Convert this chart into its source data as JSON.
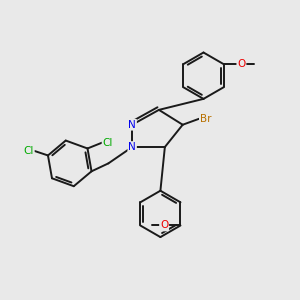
{
  "background_color": "#e9e9e9",
  "bond_color": "#1a1a1a",
  "atom_colors": {
    "N": "#0000ee",
    "Br": "#b87000",
    "Cl": "#00aa00",
    "O": "#ee0000",
    "C": "#1a1a1a"
  },
  "figsize": [
    3.0,
    3.0
  ],
  "dpi": 100
}
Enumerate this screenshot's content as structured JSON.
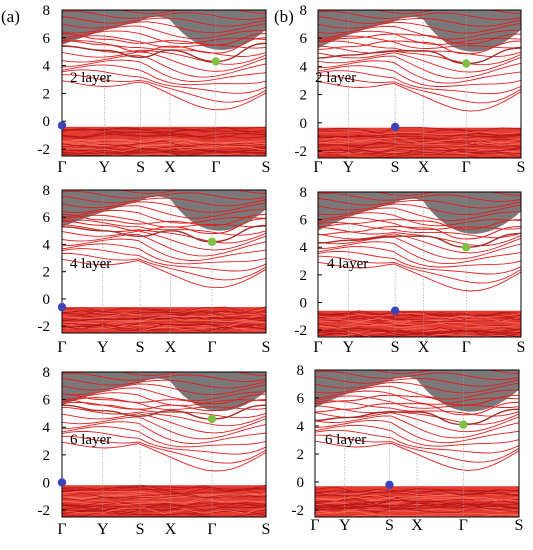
{
  "figure": {
    "panel_labels": [
      "(a)",
      "(b)"
    ]
  },
  "colors": {
    "band": "#e21f1f",
    "band_dark": "#a3302a",
    "shade": "#7a7878",
    "vbm_dot": "#3e43b8",
    "cbm_dot": "#7fc043",
    "kline": "#9a9a9a"
  },
  "chart_data": [
    {
      "type": "line",
      "panel": "(a)",
      "label": "2 layer",
      "ylim": [
        -2.5,
        8
      ],
      "yticks": [
        "-2",
        "0",
        "2",
        "4",
        "6",
        "8"
      ],
      "kpoints": [
        "Γ",
        "Y",
        "S",
        "X",
        "Γ",
        "S"
      ],
      "kpos": [
        0,
        0.208,
        0.385,
        0.529,
        0.754,
        1
      ],
      "vbm": {
        "k": "Γ",
        "energy": -0.3
      },
      "cbm": {
        "k": "Γ",
        "energy": 4.3
      },
      "cbm_curve": [
        [
          0,
          5.4
        ],
        [
          0.208,
          5.1
        ],
        [
          0.385,
          4.6
        ],
        [
          0.529,
          5.1
        ],
        [
          0.754,
          4.3
        ],
        [
          1,
          5.6
        ]
      ],
      "sub_curves": [
        [
          [
            0,
            5.8
          ],
          [
            0.208,
            5.5
          ],
          [
            0.385,
            5.0
          ],
          [
            0.529,
            5.4
          ],
          [
            0.754,
            4.9
          ],
          [
            1,
            6.0
          ]
        ],
        [
          [
            0,
            6.3
          ],
          [
            0.208,
            5.9
          ],
          [
            0.385,
            5.6
          ],
          [
            0.529,
            5.8
          ],
          [
            0.754,
            5.5
          ],
          [
            1,
            6.3
          ]
        ]
      ],
      "vb_top": -0.4,
      "shade_low": 5.2
    },
    {
      "type": "line",
      "panel": "(b)",
      "label": "2 layer",
      "ylim": [
        -2.5,
        8
      ],
      "yticks": [
        "-2",
        "0",
        "2",
        "4",
        "6",
        "8"
      ],
      "kpoints": [
        "Γ",
        "Y",
        "S",
        "X",
        "Γ",
        "S"
      ],
      "kpos": [
        0,
        0.15,
        0.38,
        0.52,
        0.73,
        1
      ],
      "vbm": {
        "k": "S",
        "energy": -0.3
      },
      "cbm": {
        "k": "Γ",
        "energy": 4.2
      },
      "cbm_curve": [
        [
          0,
          4.6
        ],
        [
          0.15,
          4.8
        ],
        [
          0.38,
          5.1
        ],
        [
          0.52,
          5.1
        ],
        [
          0.73,
          4.2
        ],
        [
          1,
          5.3
        ]
      ],
      "sub_curves": [
        [
          [
            0,
            5.2
          ],
          [
            0.15,
            5.4
          ],
          [
            0.38,
            5.8
          ],
          [
            0.52,
            5.7
          ],
          [
            0.73,
            4.9
          ],
          [
            1,
            5.8
          ]
        ],
        [
          [
            0,
            5.8
          ],
          [
            0.15,
            6.0
          ],
          [
            0.38,
            6.3
          ],
          [
            0.52,
            6.2
          ],
          [
            0.73,
            5.6
          ],
          [
            1,
            6.3
          ]
        ]
      ],
      "vb_top": -0.35,
      "shade_low": 5.0
    },
    {
      "type": "line",
      "panel": "(a)",
      "label": "4 layer",
      "ylim": [
        -2.5,
        8
      ],
      "yticks": [
        "-2",
        "0",
        "2",
        "4",
        "6",
        "8"
      ],
      "kpoints": [
        "Γ",
        "Y",
        "S",
        "X",
        "Γ",
        "S"
      ],
      "kpos": [
        0,
        0.2,
        0.383,
        0.532,
        0.735,
        1
      ],
      "vbm": {
        "k": "Γ",
        "energy": -0.6
      },
      "cbm": {
        "k": "Γ",
        "energy": 4.2
      },
      "cbm_curve": [
        [
          0,
          5.3
        ],
        [
          0.2,
          5.0
        ],
        [
          0.383,
          4.6
        ],
        [
          0.532,
          5.0
        ],
        [
          0.735,
          4.2
        ],
        [
          1,
          5.4
        ]
      ],
      "sub_curves": [
        [
          [
            0,
            5.7
          ],
          [
            0.2,
            5.4
          ],
          [
            0.383,
            5.0
          ],
          [
            0.532,
            5.3
          ],
          [
            0.735,
            4.8
          ],
          [
            1,
            5.9
          ]
        ],
        [
          [
            0,
            6.2
          ],
          [
            0.2,
            5.8
          ],
          [
            0.383,
            5.5
          ],
          [
            0.532,
            5.7
          ],
          [
            0.735,
            5.4
          ],
          [
            1,
            6.2
          ]
        ]
      ],
      "vb_top": -0.6,
      "shade_low": 5.0
    },
    {
      "type": "line",
      "panel": "(b)",
      "label": "4 layer",
      "ylim": [
        -2.5,
        8
      ],
      "yticks": [
        "-2",
        "0",
        "2",
        "4",
        "6",
        "8"
      ],
      "kpoints": [
        "Γ",
        "Y",
        "S",
        "X",
        "Γ",
        "S"
      ],
      "kpos": [
        0,
        0.15,
        0.38,
        0.52,
        0.73,
        1
      ],
      "vbm": {
        "k": "S",
        "energy": -0.6
      },
      "cbm": {
        "k": "Γ",
        "energy": 4.0
      },
      "cbm_curve": [
        [
          0,
          4.3
        ],
        [
          0.15,
          4.5
        ],
        [
          0.38,
          4.8
        ],
        [
          0.52,
          4.8
        ],
        [
          0.73,
          4.0
        ],
        [
          1,
          5.0
        ]
      ],
      "sub_curves": [
        [
          [
            0,
            4.9
          ],
          [
            0.15,
            5.1
          ],
          [
            0.38,
            5.5
          ],
          [
            0.52,
            5.4
          ],
          [
            0.73,
            4.6
          ],
          [
            1,
            5.5
          ]
        ],
        [
          [
            0,
            5.5
          ],
          [
            0.15,
            5.7
          ],
          [
            0.38,
            6.0
          ],
          [
            0.52,
            5.9
          ],
          [
            0.73,
            5.3
          ],
          [
            1,
            6.0
          ]
        ]
      ],
      "vb_top": -0.6,
      "shade_low": 4.9
    },
    {
      "type": "line",
      "panel": "(a)",
      "label": "6 layer",
      "ylim": [
        -2.5,
        8
      ],
      "yticks": [
        "-2",
        "0",
        "2",
        "4",
        "6",
        "8"
      ],
      "kpoints": [
        "Γ",
        "Y",
        "S",
        "X",
        "Γ",
        "S"
      ],
      "kpos": [
        0,
        0.2,
        0.383,
        0.532,
        0.735,
        1
      ],
      "vbm": {
        "k": "Γ",
        "energy": 0.0
      },
      "cbm": {
        "k": "Γ",
        "energy": 4.6
      },
      "cbm_curve": [
        [
          0,
          5.6
        ],
        [
          0.2,
          5.2
        ],
        [
          0.383,
          4.8
        ],
        [
          0.532,
          5.2
        ],
        [
          0.735,
          4.6
        ],
        [
          1,
          5.6
        ]
      ],
      "sub_curves": [
        [
          [
            0,
            6.0
          ],
          [
            0.2,
            5.6
          ],
          [
            0.383,
            5.3
          ],
          [
            0.532,
            5.6
          ],
          [
            0.735,
            5.2
          ],
          [
            1,
            6.0
          ]
        ],
        [
          [
            0,
            6.4
          ],
          [
            0.2,
            6.0
          ],
          [
            0.383,
            5.8
          ],
          [
            0.532,
            6.0
          ],
          [
            0.735,
            5.7
          ],
          [
            1,
            6.4
          ]
        ]
      ],
      "vb_top": -0.2,
      "shade_low": 5.3
    },
    {
      "type": "line",
      "panel": "(b)",
      "label": "6 layer",
      "ylim": [
        -2.5,
        8
      ],
      "yticks": [
        "-2",
        "0",
        "2",
        "4",
        "6",
        "8"
      ],
      "kpoints": [
        "Γ",
        "Y",
        "S",
        "X",
        "Γ",
        "S"
      ],
      "kpos": [
        0,
        0.146,
        0.365,
        0.5,
        0.727,
        1
      ],
      "vbm": {
        "k": "S",
        "energy": -0.2
      },
      "cbm": {
        "k": "Γ",
        "energy": 4.1
      },
      "cbm_curve": [
        [
          0,
          4.4
        ],
        [
          0.146,
          4.6
        ],
        [
          0.365,
          5.0
        ],
        [
          0.5,
          5.0
        ],
        [
          0.727,
          4.1
        ],
        [
          1,
          5.2
        ]
      ],
      "sub_curves": [
        [
          [
            0,
            5.0
          ],
          [
            0.146,
            5.2
          ],
          [
            0.365,
            5.6
          ],
          [
            0.5,
            5.6
          ],
          [
            0.727,
            4.8
          ],
          [
            1,
            5.7
          ]
        ],
        [
          [
            0,
            5.6
          ],
          [
            0.146,
            5.8
          ],
          [
            0.365,
            6.2
          ],
          [
            0.5,
            6.1
          ],
          [
            0.727,
            5.5
          ],
          [
            1,
            6.2
          ]
        ]
      ],
      "vb_top": -0.3,
      "shade_low": 5.0
    }
  ]
}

##############################

Prompt:
Check each line above for the word "JSON" and copy the ones that have it.

Answer for the task:
Convert this chart into its source data as JSON.
Enumerate this screenshot's content as structured JSON.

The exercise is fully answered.